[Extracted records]
• • • • •

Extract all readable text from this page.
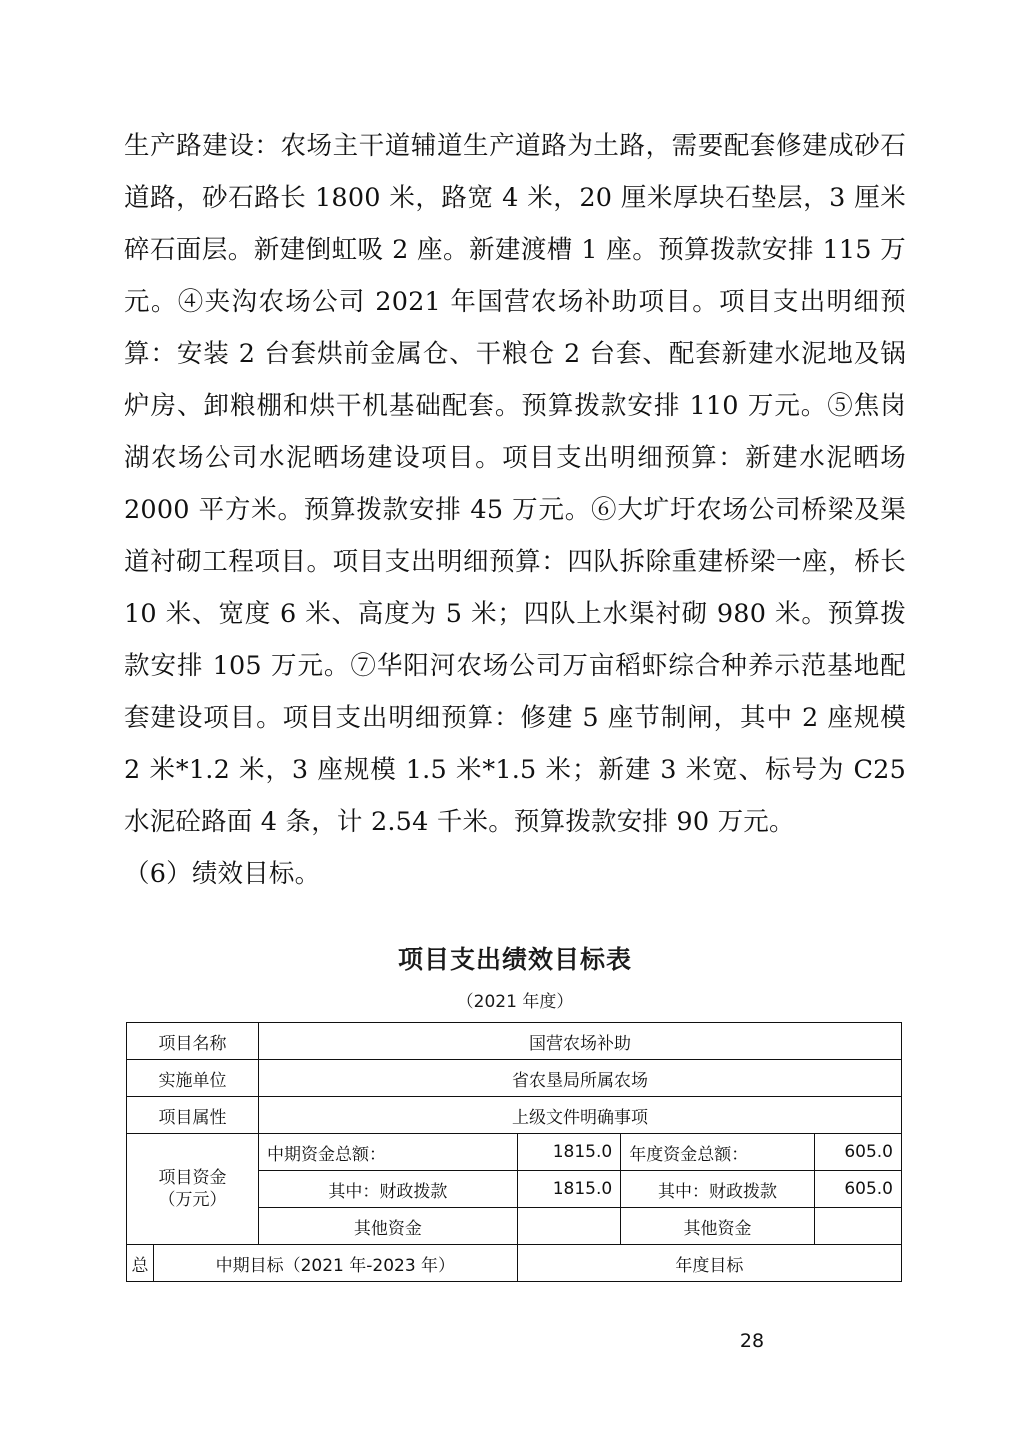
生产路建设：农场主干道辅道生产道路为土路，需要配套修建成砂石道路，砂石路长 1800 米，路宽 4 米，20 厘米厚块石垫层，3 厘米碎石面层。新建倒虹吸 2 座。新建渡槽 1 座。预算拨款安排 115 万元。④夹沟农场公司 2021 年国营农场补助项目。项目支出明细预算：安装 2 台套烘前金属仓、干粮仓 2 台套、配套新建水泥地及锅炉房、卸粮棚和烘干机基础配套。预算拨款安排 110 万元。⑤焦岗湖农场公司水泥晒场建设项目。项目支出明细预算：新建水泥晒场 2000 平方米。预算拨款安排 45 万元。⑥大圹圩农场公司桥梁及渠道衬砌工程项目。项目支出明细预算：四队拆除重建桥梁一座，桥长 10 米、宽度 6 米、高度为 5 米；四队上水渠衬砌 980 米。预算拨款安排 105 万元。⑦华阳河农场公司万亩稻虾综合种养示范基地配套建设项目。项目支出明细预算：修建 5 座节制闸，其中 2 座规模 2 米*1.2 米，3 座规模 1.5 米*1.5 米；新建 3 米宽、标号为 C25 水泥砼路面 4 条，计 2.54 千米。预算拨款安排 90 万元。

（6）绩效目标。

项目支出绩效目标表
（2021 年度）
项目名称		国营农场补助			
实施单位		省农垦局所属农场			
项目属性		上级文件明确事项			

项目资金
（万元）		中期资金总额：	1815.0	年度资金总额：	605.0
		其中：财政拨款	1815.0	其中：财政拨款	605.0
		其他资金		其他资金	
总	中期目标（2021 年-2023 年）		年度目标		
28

• • • • •

Aim of the exercise -
Repeat each entry precisely as it appears. Leave the pictures out.

Problem solution -
Extract all readable text from this page.
生产路建设：农场主干道辅道生产道路为土路，需要配套修建成砂石道路，砂石路长 1800 米，路宽 4 米，20 厘米厚块石垫层，3 厘米碎石面层。新建倒虹吸 2 座。新建渡槽 1 座。预算拨款安排 115 万元。④夹沟农场公司 2021 年国营农场补助项目。项目支出明细预算：安装 2 台套烘前金属仓、干粮仓 2 台套、配套新建水泥地及锅炉房、卸粮棚和烘干机基础配套。预算拨款安排 110 万元。⑤焦岗湖农场公司水泥晒场建设项目。项目支出明细预算：新建水泥晒场 2000 平方米。预算拨款安排 45 万元。⑥大圹圩农场公司桥梁及渠道衬砌工程项目。项目支出明细预算：四队拆除重建桥梁一座，桥长 10 米、宽度 6 米、高度为 5 米；四队上水渠衬砌 980 米。预算拨款安排 105 万元。⑦华阳河农场公司万亩稻虾综合种养示范基地配套建设项目。项目支出明细预算：修建 5 座节制闸，其中 2 座规模 2 米*1.2 米，3 座规模 1.5 米*1.5 米；新建 3 米宽、标号为 C25 水泥砼路面 4 条，计 2.54 千米。预算拨款安排 90 万元。

（6）绩效目标。

项目支出绩效目标表
（2021 年度）
项目名称		国营农场补助			
实施单位		省农垦局所属农场			
项目属性		上级文件明确事项			

项目资金
（万元）		中期资金总额：	1815.0	年度资金总额：	605.0
		其中：财政拨款	1815.0	其中：财政拨款	605.0
		其他资金		其他资金	
总	中期目标（2021 年-2023 年）		年度目标		
28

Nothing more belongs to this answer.